- **THE REQUEST**: Are you able to retype all the records below exactly?

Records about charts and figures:
* START *

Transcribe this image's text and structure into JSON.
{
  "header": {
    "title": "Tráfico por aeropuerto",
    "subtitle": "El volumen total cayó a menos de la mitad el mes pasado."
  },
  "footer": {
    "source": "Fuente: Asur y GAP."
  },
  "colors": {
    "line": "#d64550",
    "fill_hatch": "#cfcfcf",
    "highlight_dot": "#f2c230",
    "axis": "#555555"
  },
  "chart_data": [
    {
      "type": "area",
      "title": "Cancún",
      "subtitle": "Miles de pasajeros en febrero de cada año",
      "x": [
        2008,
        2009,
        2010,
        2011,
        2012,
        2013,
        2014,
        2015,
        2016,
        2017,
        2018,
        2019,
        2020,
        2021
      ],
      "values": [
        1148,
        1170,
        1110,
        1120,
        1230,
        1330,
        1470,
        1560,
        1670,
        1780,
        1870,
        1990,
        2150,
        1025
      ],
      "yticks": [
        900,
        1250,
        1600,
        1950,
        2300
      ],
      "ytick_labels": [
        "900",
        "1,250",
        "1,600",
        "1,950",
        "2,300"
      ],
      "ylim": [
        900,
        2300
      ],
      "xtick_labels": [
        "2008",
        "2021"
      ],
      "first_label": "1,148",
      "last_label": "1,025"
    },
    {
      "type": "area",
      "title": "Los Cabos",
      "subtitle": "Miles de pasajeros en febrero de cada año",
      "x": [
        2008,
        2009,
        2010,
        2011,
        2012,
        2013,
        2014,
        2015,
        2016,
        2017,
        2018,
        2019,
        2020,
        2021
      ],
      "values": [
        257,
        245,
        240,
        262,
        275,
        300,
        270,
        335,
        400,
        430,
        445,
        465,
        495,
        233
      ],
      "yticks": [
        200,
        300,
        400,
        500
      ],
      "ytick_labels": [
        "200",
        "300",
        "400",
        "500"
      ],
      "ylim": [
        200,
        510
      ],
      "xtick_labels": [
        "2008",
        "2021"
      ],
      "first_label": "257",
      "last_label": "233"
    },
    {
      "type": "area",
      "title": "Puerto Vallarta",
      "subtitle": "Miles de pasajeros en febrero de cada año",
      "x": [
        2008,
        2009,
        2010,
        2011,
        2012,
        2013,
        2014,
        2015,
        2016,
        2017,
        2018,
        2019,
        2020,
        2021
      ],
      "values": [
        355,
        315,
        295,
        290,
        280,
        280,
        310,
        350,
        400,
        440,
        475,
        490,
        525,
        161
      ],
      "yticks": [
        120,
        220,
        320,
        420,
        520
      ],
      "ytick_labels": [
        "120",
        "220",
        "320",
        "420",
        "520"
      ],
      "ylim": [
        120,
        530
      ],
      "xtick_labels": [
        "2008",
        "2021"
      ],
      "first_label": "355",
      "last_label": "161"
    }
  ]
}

* END *

- **FINAL RESULT**:
Transcribe this image's text and structure into JSON.
{
  "header": {
    "title": "Tráfico por aeropuerto",
    "subtitle": "El volumen total cayó a menos de la mitad el mes pasado."
  },
  "footer": {
    "source": "Fuente: Asur y GAP."
  },
  "colors": {
    "line": "#d64550",
    "fill_hatch": "#cfcfcf",
    "highlight_dot": "#f2c230",
    "axis": "#555555"
  },
  "chart_data": [
    {
      "type": "area",
      "title": "Cancún",
      "subtitle": "Miles de pasajeros en febrero de cada año",
      "x": [
        2008,
        2009,
        2010,
        2011,
        2012,
        2013,
        2014,
        2015,
        2016,
        2017,
        2018,
        2019,
        2020,
        2021
      ],
      "values": [
        1148,
        1170,
        1110,
        1120,
        1230,
        1330,
        1470,
        1560,
        1670,
        1780,
        1870,
        1990,
        2150,
        1025
      ],
      "yticks": [
        900,
        1250,
        1600,
        1950,
        2300
      ],
      "ytick_labels": [
        "900",
        "1,250",
        "1,600",
        "1,950",
        "2,300"
      ],
      "ylim": [
        900,
        2300
      ],
      "xtick_labels": [
        "2008",
        "2021"
      ],
      "first_label": "1,148",
      "last_label": "1,025"
    },
    {
      "type": "area",
      "title": "Los Cabos",
      "subtitle": "Miles de pasajeros en febrero de cada año",
      "x": [
        2008,
        2009,
        2010,
        2011,
        2012,
        2013,
        2014,
        2015,
        2016,
        2017,
        2018,
        2019,
        2020,
        2021
      ],
      "values": [
        257,
        245,
        240,
        262,
        275,
        300,
        270,
        335,
        400,
        430,
        445,
        465,
        495,
        233
      ],
      "yticks": [
        200,
        300,
        400,
        500
      ],
      "ytick_labels": [
        "200",
        "300",
        "400",
        "500"
      ],
      "ylim": [
        200,
        510
      ],
      "xtick_labels": [
        "2008",
        "2021"
      ],
      "first_label": "257",
      "last_label": "233"
    },
    {
      "type": "area",
      "title": "Puerto Vallarta",
      "subtitle": "Miles de pasajeros en febrero de cada año",
      "x": [
        2008,
        2009,
        2010,
        2011,
        2012,
        2013,
        2014,
        2015,
        2016,
        2017,
        2018,
        2019,
        2020,
        2021
      ],
      "values": [
        355,
        315,
        295,
        290,
        280,
        280,
        310,
        350,
        400,
        440,
        475,
        490,
        525,
        161
      ],
      "yticks": [
        120,
        220,
        320,
        420,
        520
      ],
      "ytick_labels": [
        "120",
        "220",
        "320",
        "420",
        "520"
      ],
      "ylim": [
        120,
        530
      ],
      "xtick_labels": [
        "2008",
        "2021"
      ],
      "first_label": "355",
      "last_label": "161"
    }
  ]
}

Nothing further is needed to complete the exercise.